◆ ОТРЫВОК ДОКУМЕНТА ◆
Господь показывает Свое особое благоволение, когда хорошенько наказывает Своего раба в этом мире, дабы он не понес наказания в мире ином.
На рассвете Франциск вышел из церкви, зашел в лес и погрузился в молитву. Он искал Господа Иисуса Христа и обращался к нему из глубины сердца — то как к судье, то как к отцу, то как к другу. Спутники святого, проснувшись, услышали, как он плачет о страстях Христовых и горячо молится о грешниках. Все больше братья убеждались в том, что душа наставника живет намного ближе к невидимому Богу, чем к ним.
Тропинка, ведущая вверх, становилась все круче и извилистей, и святой Франциск падал от слабости. Они нашли для него осла, которого привел горец, с душою очерствевшей, как его скалы. По дороге, отчасти от тяжелого подъема, отчасти из-за жары, горца охватила безумная жажда, и он запричитал, что умрет, если не напьется. Святой Франциск, который не мог спокойно видеть даже страданий паука, слез с осла, встал на колени, простер руки к небу и не сдвинулся с места, пока не почувствовал снизошедшей благодати. Тогда он сказал горцу: «Беги вниз, к той скале, и там найдешь воду живую, которую Господь, по милосердию Своему, исторг из камня». Жаждующий горец побежал вниз и, окуная губы в ключевую воду, почувствовал, как иная волна омывает его душу. Это была благодать Божья и доброта святого Франциска, доброта, исторгающая слезы из каменных сердец.
Недалеко от вершины святой Франциск захотел немного отдохнуть под большим дубом. Он смотрел на ветви дерева, черные на фоне густой листвы, на прекрасный вид далеко внизу, с души его спадала тяжесть, и вот, множество самых различных птиц прилетело к нему. Они садились ему на голову, на руки, на плечи, на живот, на ноги, щебеча, пища, свистя и чирикая, словно решили устроить ему настоящий праздник. «Ты посмотри, ты посмотри только!» — повторяли братья, повторял проводник. Святой Франциск, весь светящийся радостью от такого проявления любви пернатых друзей, заметил: «Дорогие мои братья, думаю, что Господу нашему Иисусу Христу угодно, чтобы мы поселились на этой уединенной горе, потому что наши сестрицы птицы так радуются нашему приходу».

◆ СТРОКИ ДАННЫХ ◆
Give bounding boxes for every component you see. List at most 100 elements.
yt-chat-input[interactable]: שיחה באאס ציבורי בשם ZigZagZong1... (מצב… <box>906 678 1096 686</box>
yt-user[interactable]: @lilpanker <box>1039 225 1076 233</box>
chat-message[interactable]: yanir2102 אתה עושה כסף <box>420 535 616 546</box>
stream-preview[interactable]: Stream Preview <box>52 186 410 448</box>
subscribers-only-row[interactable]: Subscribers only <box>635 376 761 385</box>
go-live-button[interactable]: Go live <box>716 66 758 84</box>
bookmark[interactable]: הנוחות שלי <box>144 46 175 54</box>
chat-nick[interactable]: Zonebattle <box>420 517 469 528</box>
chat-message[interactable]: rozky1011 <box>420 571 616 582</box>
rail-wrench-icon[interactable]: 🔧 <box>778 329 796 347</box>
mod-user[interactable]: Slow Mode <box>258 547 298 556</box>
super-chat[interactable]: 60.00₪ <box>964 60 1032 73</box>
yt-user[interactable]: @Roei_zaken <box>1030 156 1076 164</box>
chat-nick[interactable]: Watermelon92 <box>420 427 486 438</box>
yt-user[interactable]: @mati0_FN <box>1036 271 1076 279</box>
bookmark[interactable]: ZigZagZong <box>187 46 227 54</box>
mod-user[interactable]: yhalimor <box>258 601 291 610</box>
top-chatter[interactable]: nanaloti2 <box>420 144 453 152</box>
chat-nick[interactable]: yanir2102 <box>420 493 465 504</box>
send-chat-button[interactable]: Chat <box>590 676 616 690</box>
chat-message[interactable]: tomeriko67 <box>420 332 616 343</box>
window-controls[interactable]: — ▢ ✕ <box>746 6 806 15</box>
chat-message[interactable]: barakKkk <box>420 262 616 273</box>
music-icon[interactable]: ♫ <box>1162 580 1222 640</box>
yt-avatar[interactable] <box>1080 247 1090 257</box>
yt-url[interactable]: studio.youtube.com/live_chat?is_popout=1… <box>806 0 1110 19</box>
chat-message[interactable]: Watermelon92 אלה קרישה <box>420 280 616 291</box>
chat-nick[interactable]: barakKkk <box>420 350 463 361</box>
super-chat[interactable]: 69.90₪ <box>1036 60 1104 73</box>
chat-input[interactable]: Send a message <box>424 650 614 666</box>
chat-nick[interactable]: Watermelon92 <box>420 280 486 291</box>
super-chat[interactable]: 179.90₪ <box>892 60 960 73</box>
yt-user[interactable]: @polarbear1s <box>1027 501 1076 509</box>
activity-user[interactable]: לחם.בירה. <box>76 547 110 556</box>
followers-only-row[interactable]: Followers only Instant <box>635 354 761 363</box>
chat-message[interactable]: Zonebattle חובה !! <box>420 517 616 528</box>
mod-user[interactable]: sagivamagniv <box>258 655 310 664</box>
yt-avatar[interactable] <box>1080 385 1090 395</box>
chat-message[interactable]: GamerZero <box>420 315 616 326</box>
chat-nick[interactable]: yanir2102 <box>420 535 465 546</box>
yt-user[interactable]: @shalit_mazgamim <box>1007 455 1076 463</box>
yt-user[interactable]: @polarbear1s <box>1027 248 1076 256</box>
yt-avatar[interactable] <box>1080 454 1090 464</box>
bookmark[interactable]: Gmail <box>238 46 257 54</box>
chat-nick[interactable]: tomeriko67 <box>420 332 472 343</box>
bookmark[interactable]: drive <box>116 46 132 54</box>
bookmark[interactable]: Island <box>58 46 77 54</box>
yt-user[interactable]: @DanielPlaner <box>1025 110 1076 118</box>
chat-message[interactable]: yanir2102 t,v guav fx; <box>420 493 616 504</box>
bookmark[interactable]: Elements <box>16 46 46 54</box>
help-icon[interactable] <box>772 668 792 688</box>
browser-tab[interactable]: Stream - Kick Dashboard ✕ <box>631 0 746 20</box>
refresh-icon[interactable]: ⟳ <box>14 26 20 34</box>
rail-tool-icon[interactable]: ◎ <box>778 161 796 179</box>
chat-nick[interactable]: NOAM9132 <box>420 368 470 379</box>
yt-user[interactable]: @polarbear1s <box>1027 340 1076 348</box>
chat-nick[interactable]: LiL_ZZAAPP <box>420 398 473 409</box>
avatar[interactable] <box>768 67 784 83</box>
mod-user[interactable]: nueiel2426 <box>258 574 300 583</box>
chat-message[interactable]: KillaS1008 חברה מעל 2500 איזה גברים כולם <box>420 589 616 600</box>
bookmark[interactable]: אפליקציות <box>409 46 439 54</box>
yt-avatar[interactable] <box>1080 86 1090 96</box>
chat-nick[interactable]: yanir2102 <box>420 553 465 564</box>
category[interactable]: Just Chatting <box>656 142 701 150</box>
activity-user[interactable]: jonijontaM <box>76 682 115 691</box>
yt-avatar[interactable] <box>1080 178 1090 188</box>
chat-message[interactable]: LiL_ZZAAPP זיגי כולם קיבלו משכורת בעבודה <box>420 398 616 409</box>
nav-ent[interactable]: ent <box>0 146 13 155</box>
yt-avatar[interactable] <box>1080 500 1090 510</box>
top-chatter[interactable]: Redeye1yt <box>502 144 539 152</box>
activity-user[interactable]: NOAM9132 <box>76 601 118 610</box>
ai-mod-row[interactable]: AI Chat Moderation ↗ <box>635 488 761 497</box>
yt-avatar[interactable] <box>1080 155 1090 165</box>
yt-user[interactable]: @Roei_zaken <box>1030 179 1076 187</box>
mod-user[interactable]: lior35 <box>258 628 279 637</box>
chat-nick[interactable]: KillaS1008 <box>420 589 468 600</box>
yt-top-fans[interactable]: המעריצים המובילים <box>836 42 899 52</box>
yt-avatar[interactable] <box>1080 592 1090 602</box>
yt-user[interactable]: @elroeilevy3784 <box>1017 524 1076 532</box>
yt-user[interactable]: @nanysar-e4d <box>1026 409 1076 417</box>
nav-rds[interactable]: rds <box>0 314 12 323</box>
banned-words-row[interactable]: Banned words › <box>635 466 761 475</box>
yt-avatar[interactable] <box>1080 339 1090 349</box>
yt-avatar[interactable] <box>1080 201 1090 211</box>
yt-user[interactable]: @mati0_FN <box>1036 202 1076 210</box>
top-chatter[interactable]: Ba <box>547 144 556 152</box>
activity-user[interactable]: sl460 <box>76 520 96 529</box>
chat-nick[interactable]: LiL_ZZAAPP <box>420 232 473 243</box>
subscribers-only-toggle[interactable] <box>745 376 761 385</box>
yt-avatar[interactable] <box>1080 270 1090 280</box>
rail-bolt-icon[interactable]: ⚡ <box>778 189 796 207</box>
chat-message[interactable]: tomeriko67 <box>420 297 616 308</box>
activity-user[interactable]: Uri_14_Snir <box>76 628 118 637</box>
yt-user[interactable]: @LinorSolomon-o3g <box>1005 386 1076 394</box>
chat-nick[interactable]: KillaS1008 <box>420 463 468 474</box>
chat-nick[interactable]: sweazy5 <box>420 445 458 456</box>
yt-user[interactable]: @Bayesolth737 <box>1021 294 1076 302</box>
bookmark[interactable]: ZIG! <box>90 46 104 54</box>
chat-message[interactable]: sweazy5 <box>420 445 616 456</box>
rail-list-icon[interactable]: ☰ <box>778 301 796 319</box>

◆ ЗАДАНИЕ ◆
Ответьте по отрывку о святом Франциске:
(а) Как Франциск обращался к Господу, молясь в лесу на рассвете?
(б) Кто привел осла для Франциска?
(в) Под каким деревом Франциск захотел отдохнуть недалеко от вершины?

◆ РЕЗУЛЬТАТ ◆
(а) То как к судье, то как к отцу, то как к другу.
(б) Осла привел горец.
(в) Под большим дубом.